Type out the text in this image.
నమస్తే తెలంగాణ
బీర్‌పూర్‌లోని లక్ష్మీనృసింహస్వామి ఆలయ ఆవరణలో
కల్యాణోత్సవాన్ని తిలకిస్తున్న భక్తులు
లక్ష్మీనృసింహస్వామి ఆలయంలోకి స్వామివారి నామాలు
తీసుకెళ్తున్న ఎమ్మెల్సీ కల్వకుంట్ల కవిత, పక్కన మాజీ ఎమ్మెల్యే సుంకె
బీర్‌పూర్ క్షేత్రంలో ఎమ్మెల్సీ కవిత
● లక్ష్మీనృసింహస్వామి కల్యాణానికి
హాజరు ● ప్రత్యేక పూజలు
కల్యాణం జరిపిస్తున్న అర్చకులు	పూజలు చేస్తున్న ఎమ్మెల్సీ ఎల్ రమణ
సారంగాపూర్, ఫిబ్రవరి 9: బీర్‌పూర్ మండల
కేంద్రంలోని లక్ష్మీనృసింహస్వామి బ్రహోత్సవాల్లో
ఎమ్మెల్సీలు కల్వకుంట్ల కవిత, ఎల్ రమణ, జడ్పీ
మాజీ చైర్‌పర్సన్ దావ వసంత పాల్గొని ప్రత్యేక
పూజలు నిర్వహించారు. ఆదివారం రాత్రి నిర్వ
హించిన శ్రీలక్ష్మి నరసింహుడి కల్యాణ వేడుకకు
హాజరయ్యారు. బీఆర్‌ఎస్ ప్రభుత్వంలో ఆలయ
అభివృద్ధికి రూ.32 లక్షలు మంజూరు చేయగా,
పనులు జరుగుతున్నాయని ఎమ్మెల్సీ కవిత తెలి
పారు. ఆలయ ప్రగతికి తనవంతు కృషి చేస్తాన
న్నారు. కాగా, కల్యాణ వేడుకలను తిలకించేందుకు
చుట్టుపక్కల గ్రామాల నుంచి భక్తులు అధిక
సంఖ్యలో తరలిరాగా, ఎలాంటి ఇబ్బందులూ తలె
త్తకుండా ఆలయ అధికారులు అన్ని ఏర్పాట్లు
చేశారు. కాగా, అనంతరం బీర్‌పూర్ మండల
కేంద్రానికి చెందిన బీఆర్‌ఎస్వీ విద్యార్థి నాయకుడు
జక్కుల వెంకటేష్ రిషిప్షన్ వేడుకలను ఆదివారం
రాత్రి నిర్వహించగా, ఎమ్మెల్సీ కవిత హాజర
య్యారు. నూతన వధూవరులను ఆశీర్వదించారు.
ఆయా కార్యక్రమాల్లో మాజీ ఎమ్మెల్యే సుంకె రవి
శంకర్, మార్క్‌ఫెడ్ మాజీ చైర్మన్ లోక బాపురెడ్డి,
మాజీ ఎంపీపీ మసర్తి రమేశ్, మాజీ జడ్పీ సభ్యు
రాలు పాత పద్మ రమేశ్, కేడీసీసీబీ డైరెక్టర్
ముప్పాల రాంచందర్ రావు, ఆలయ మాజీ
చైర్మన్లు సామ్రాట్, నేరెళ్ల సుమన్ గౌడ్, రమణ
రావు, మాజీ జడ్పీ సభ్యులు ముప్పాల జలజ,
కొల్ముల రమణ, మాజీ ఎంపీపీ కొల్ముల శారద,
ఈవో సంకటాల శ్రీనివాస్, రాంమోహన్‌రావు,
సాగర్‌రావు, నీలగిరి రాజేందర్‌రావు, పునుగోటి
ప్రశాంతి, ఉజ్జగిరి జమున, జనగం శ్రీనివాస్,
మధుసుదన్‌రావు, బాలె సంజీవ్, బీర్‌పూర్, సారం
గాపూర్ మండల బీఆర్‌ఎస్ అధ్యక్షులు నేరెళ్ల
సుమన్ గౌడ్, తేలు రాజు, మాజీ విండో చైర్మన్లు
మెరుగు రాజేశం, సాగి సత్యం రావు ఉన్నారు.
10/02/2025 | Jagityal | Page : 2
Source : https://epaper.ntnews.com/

···

### Work to complete:
Your task is to repeat the data exactly; please include every line.

### Solution:
Type out the text in this image.
నమస్తే తెలంగాణ
బీర్‌పూర్‌లోని లక్ష్మీనృసింహస్వామి ఆలయ ఆవరణలో
కల్యాణోత్సవాన్ని తిలకిస్తున్న భక్తులు
లక్ష్మీనృసింహస్వామి ఆలయంలోకి స్వామివారి నామాలు
తీసుకెళ్తున్న ఎమ్మెల్సీ కల్వకుంట్ల కవిత, పక్కన మాజీ ఎమ్మెల్యే సుంకె
బీర్‌పూర్ క్షేత్రంలో ఎమ్మెల్సీ కవిత
● లక్ష్మీనృసింహస్వామి కల్యాణానికి
హాజరు ● ప్రత్యేక పూజలు
కల్యాణం జరిపిస్తున్న అర్చకులు	పూజలు చేస్తున్న ఎమ్మెల్సీ ఎల్ రమణ
సారంగాపూర్, ఫిబ్రవరి 9: బీర్‌పూర్ మండల
కేంద్రంలోని లక్ష్మీనృసింహస్వామి బ్రహోత్సవాల్లో
ఎమ్మెల్సీలు కల్వకుంట్ల కవిత, ఎల్ రమణ, జడ్పీ
మాజీ చైర్‌పర్సన్ దావ వసంత పాల్గొని ప్రత్యేక
పూజలు నిర్వహించారు. ఆదివారం రాత్రి నిర్వ
హించిన శ్రీలక్ష్మి నరసింహుడి కల్యాణ వేడుకకు
హాజరయ్యారు. బీఆర్‌ఎస్ ప్రభుత్వంలో ఆలయ
అభివృద్ధికి రూ.32 లక్షలు మంజూరు చేయగా,
పనులు జరుగుతున్నాయని ఎమ్మెల్సీ కవిత తెలి
పారు. ఆలయ ప్రగతికి తనవంతు కృషి చేస్తాన
న్నారు. కాగా, కల్యాణ వేడుకలను తిలకించేందుకు
చుట్టుపక్కల గ్రామాల నుంచి భక్తులు అధిక
సంఖ్యలో తరలిరాగా, ఎలాంటి ఇబ్బందులూ తలె
త్తకుండా ఆలయ అధికారులు అన్ని ఏర్పాట్లు
చేశారు. కాగా, అనంతరం బీర్‌పూర్ మండల
కేంద్రానికి చెందిన బీఆర్‌ఎస్వీ విద్యార్థి నాయకుడు
జక్కుల వెంకటేష్ రిషిప్షన్ వేడుకలను ఆదివారం
రాత్రి నిర్వహించగా, ఎమ్మెల్సీ కవిత హాజర
య్యారు. నూతన వధూవరులను ఆశీర్వదించారు.
ఆయా కార్యక్రమాల్లో మాజీ ఎమ్మెల్యే సుంకె రవి
శంకర్, మార్క్‌ఫెడ్ మాజీ చైర్మన్ లోక బాపురెడ్డి,
మాజీ ఎంపీపీ మసర్తి రమేశ్, మాజీ జడ్పీ సభ్యు
రాలు పాత పద్మ రమేశ్, కేడీసీసీబీ డైరెక్టర్
ముప్పాల రాంచందర్ రావు, ఆలయ మాజీ
చైర్మన్లు సామ్రాట్, నేరెళ్ల సుమన్ గౌడ్, రమణ
రావు, మాజీ జడ్పీ సభ్యులు ముప్పాల జలజ,
కొల్ముల రమణ, మాజీ ఎంపీపీ కొల్ముల శారద,
ఈవో సంకటాల శ్రీనివాస్, రాంమోహన్‌రావు,
సాగర్‌రావు, నీలగిరి రాజేందర్‌రావు, పునుగోటి
ప్రశాంతి, ఉజ్జగిరి జమున, జనగం శ్రీనివాస్,
మధుసుదన్‌రావు, బాలె సంజీవ్, బీర్‌పూర్, సారం
గాపూర్ మండల బీఆర్‌ఎస్ అధ్యక్షులు నేరెళ్ల
సుమన్ గౌడ్, తేలు రాజు, మాజీ విండో చైర్మన్లు
మెరుగు రాజేశం, సాగి సత్యం రావు ఉన్నారు.
10/02/2025 | Jagityal | Page : 2
Source : https://epaper.ntnews.com/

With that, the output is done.